Written exercise -
Quote the lines of the data below verbatim, beginning at the line that contains "Decode this image" and ending at the last line, both included, and excluding pictures.

Stored records -
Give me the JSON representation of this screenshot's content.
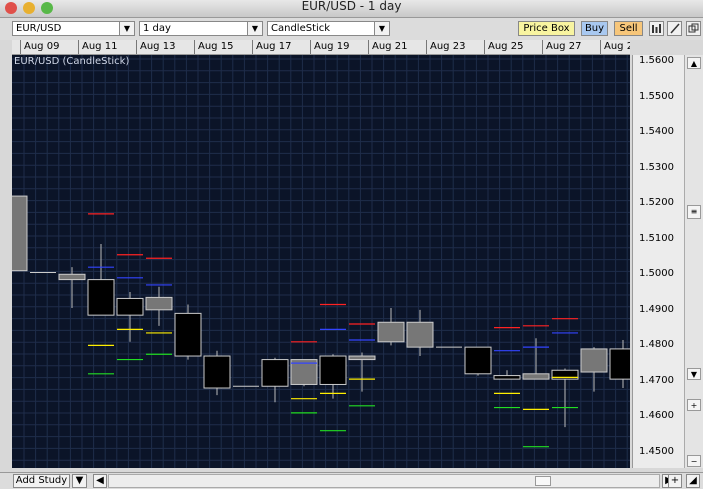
{
  "window": {
    "title": "EUR/USD - 1 day"
  },
  "toolbar": {
    "symbol": "EUR/USD",
    "period": "1 day",
    "chart_type": "CandleStick",
    "price_box_label": "Price Box",
    "buy_label": "Buy",
    "sell_label": "Sell",
    "icon_names": [
      "bar-chart-icon",
      "pencil-icon",
      "detach-icon"
    ]
  },
  "plot": {
    "label": "EUR/USD (CandleStick)"
  },
  "bottom": {
    "add_study_label": "Add Study"
  },
  "colors": {
    "plot_bg": "#0b1428",
    "grid": "#1f2d4a",
    "candle_up": "#777777",
    "candle_down": "#000000",
    "candle_border": "#cccccc",
    "buy_btn": "#a8c8f0",
    "sell_btn": "#f7c67a",
    "price_box_btn": "#f8f4a0"
  },
  "chart_data": {
    "type": "candlestick",
    "x_labels": [
      "Aug 09",
      "Aug 11",
      "Aug 13",
      "Aug 15",
      "Aug 17",
      "Aug 19",
      "Aug 21",
      "Aug 23",
      "Aug 25",
      "Aug 27",
      "Aug 2"
    ],
    "y_ticks": [
      "1.5600",
      "1.5500",
      "1.5400",
      "1.5300",
      "1.5200",
      "1.5100",
      "1.5000",
      "1.4900",
      "1.4800",
      "1.4700",
      "1.4600",
      "1.4500"
    ],
    "ylim": [
      1.445,
      1.5615
    ],
    "grid": true,
    "candles": [
      {
        "date": "Aug 07",
        "open": 1.501,
        "high": 1.522,
        "low": 1.501,
        "close": 1.522
      },
      {
        "date": "Aug 08",
        "open": 1.5005,
        "high": 1.5005,
        "low": 1.5005,
        "close": 1.5005
      },
      {
        "date": "Aug 09",
        "open": 1.4985,
        "high": 1.502,
        "low": 1.4905,
        "close": 1.5
      },
      {
        "date": "Aug 10",
        "open": 1.4985,
        "high": 1.5085,
        "low": 1.491,
        "close": 1.4885
      },
      {
        "date": "Aug 11",
        "open": 1.4932,
        "high": 1.495,
        "low": 1.481,
        "close": 1.4885
      },
      {
        "date": "Aug 12",
        "open": 1.49,
        "high": 1.4965,
        "low": 1.4855,
        "close": 1.4935
      },
      {
        "date": "Aug 13",
        "open": 1.489,
        "high": 1.4915,
        "low": 1.476,
        "close": 1.477
      },
      {
        "date": "Aug 14",
        "open": 1.477,
        "high": 1.4785,
        "low": 1.466,
        "close": 1.468
      },
      {
        "date": "Aug 15",
        "open": 1.4685,
        "high": 1.4685,
        "low": 1.4685,
        "close": 1.4685
      },
      {
        "date": "Aug 16",
        "open": 1.476,
        "high": 1.4765,
        "low": 1.464,
        "close": 1.4685
      },
      {
        "date": "Aug 17",
        "open": 1.469,
        "high": 1.476,
        "low": 1.4685,
        "close": 1.476
      },
      {
        "date": "Aug 18",
        "open": 1.477,
        "high": 1.4775,
        "low": 1.465,
        "close": 1.469
      },
      {
        "date": "Aug 19",
        "open": 1.476,
        "high": 1.478,
        "low": 1.467,
        "close": 1.477
      },
      {
        "date": "Aug 20",
        "open": 1.481,
        "high": 1.4905,
        "low": 1.48,
        "close": 1.4865
      },
      {
        "date": "Aug 21",
        "open": 1.4795,
        "high": 1.49,
        "low": 1.477,
        "close": 1.4865
      },
      {
        "date": "Aug 22",
        "open": 1.4795,
        "high": 1.4795,
        "low": 1.4795,
        "close": 1.4795
      },
      {
        "date": "Aug 23",
        "open": 1.4795,
        "high": 1.4795,
        "low": 1.4715,
        "close": 1.472
      },
      {
        "date": "Aug 24",
        "open": 1.4715,
        "high": 1.473,
        "low": 1.4705,
        "close": 1.4705
      },
      {
        "date": "Aug 25",
        "open": 1.4705,
        "high": 1.482,
        "low": 1.4705,
        "close": 1.472
      },
      {
        "date": "Aug 26",
        "open": 1.473,
        "high": 1.4735,
        "low": 1.457,
        "close": 1.4705
      },
      {
        "date": "Aug 27",
        "open": 1.4725,
        "high": 1.4795,
        "low": 1.467,
        "close": 1.479
      },
      {
        "date": "Aug 28",
        "open": 1.479,
        "high": 1.4815,
        "low": 1.468,
        "close": 1.4705
      }
    ],
    "marker_lines": [
      {
        "i": 3,
        "price": 1.517,
        "color": "#ff2222"
      },
      {
        "i": 3,
        "price": 1.502,
        "color": "#3344ff"
      },
      {
        "i": 3,
        "price": 1.48,
        "color": "#ffee00"
      },
      {
        "i": 3,
        "price": 1.472,
        "color": "#22dd22"
      },
      {
        "i": 4,
        "price": 1.5055,
        "color": "#ff2222"
      },
      {
        "i": 4,
        "price": 1.499,
        "color": "#3344ff"
      },
      {
        "i": 4,
        "price": 1.4845,
        "color": "#ffee00"
      },
      {
        "i": 4,
        "price": 1.476,
        "color": "#22dd22"
      },
      {
        "i": 5,
        "price": 1.5045,
        "color": "#ff2222"
      },
      {
        "i": 5,
        "price": 1.497,
        "color": "#3344ff"
      },
      {
        "i": 5,
        "price": 1.4835,
        "color": "#ffee00"
      },
      {
        "i": 5,
        "price": 1.4775,
        "color": "#22dd22"
      },
      {
        "i": 10,
        "price": 1.481,
        "color": "#ff2222"
      },
      {
        "i": 10,
        "price": 1.475,
        "color": "#3344ff"
      },
      {
        "i": 10,
        "price": 1.465,
        "color": "#ffee00"
      },
      {
        "i": 10,
        "price": 1.461,
        "color": "#22dd22"
      },
      {
        "i": 11,
        "price": 1.4915,
        "color": "#ff2222"
      },
      {
        "i": 11,
        "price": 1.4845,
        "color": "#3344ff"
      },
      {
        "i": 11,
        "price": 1.4665,
        "color": "#ffee00"
      },
      {
        "i": 11,
        "price": 1.456,
        "color": "#22dd22"
      },
      {
        "i": 12,
        "price": 1.486,
        "color": "#ff2222"
      },
      {
        "i": 12,
        "price": 1.4815,
        "color": "#3344ff"
      },
      {
        "i": 12,
        "price": 1.4705,
        "color": "#ffee00"
      },
      {
        "i": 12,
        "price": 1.463,
        "color": "#22dd22"
      },
      {
        "i": 17,
        "price": 1.485,
        "color": "#ff2222"
      },
      {
        "i": 17,
        "price": 1.4785,
        "color": "#3344ff"
      },
      {
        "i": 17,
        "price": 1.4665,
        "color": "#ffee00"
      },
      {
        "i": 17,
        "price": 1.4625,
        "color": "#22dd22"
      },
      {
        "i": 18,
        "price": 1.4855,
        "color": "#ff2222"
      },
      {
        "i": 18,
        "price": 1.4795,
        "color": "#3344ff"
      },
      {
        "i": 18,
        "price": 1.462,
        "color": "#ffee00"
      },
      {
        "i": 18,
        "price": 1.4515,
        "color": "#22dd22"
      },
      {
        "i": 19,
        "price": 1.4875,
        "color": "#ff2222"
      },
      {
        "i": 19,
        "price": 1.4835,
        "color": "#3344ff"
      },
      {
        "i": 19,
        "price": 1.471,
        "color": "#ffee00"
      },
      {
        "i": 19,
        "price": 1.4625,
        "color": "#22dd22"
      }
    ]
  }
}
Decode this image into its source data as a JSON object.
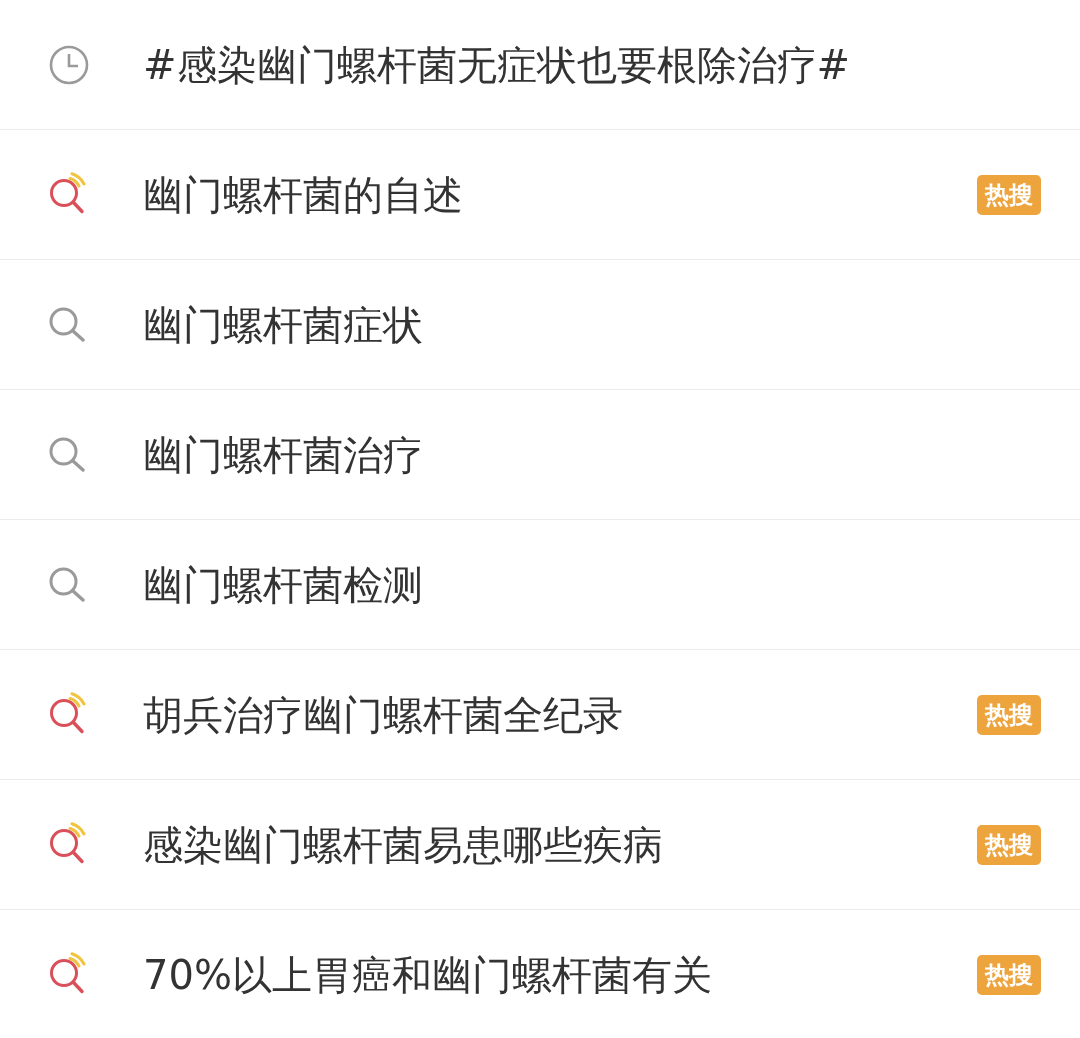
{
  "suggestions": [
    {
      "kind": "history",
      "text": "#感染幽门螺杆菌无症状也要根除治疗#"
    },
    {
      "kind": "hot",
      "text": "幽门螺杆菌的自述",
      "badge": "热搜"
    },
    {
      "kind": "search",
      "text": "幽门螺杆菌症状"
    },
    {
      "kind": "search",
      "text": "幽门螺杆菌治疗"
    },
    {
      "kind": "search",
      "text": "幽门螺杆菌检测"
    },
    {
      "kind": "hot",
      "text": "胡兵治疗幽门螺杆菌全纪录",
      "badge": "热搜"
    },
    {
      "kind": "hot",
      "text": "感染幽门螺杆菌易患哪些疾病",
      "badge": "热搜"
    },
    {
      "kind": "hot",
      "text": "70%以上胃癌和幽门螺杆菌有关",
      "badge": "热搜"
    }
  ]
}
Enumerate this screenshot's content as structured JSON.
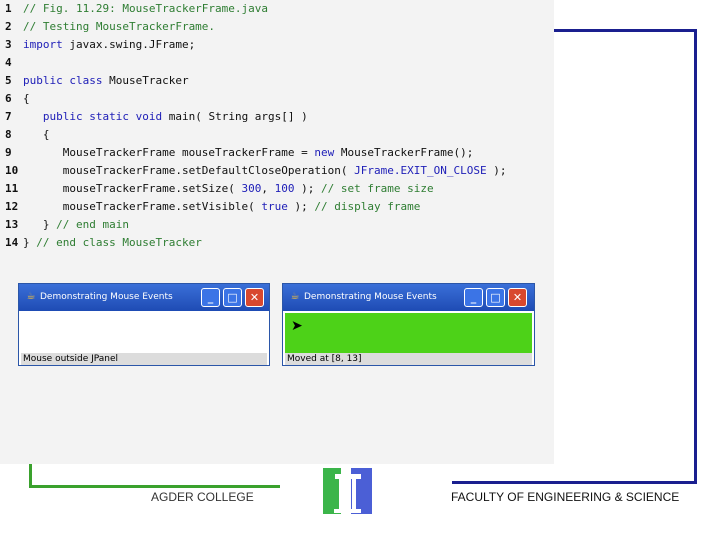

Response to this task -
Decode this image into its source data as a JSON object.
{
  "suggestions": [
    {
      "kind": "history",
      "text": "#感染幽门螺杆菌无症状也要根除治疗#"
    },
    {
      "kind": "hot",
      "text": "幽门螺杆菌的自述",
      "badge": "热搜"
    },
    {
      "kind": "search",
      "text": "幽门螺杆菌症状"
    },
    {
      "kind": "search",
      "text": "幽门螺杆菌治疗"
    },
    {
      "kind": "search",
      "text": "幽门螺杆菌检测"
    },
    {
      "kind": "hot",
      "text": "胡兵治疗幽门螺杆菌全纪录",
      "badge": "热搜"
    },
    {
      "kind": "hot",
      "text": "感染幽门螺杆菌易患哪些疾病",
      "badge": "热搜"
    },
    {
      "kind": "hot",
      "text": "70%以上胃癌和幽门螺杆菌有关",
      "badge": "热搜"
    }
  ]
}
Enumerate this screenshot's content as structured JSON.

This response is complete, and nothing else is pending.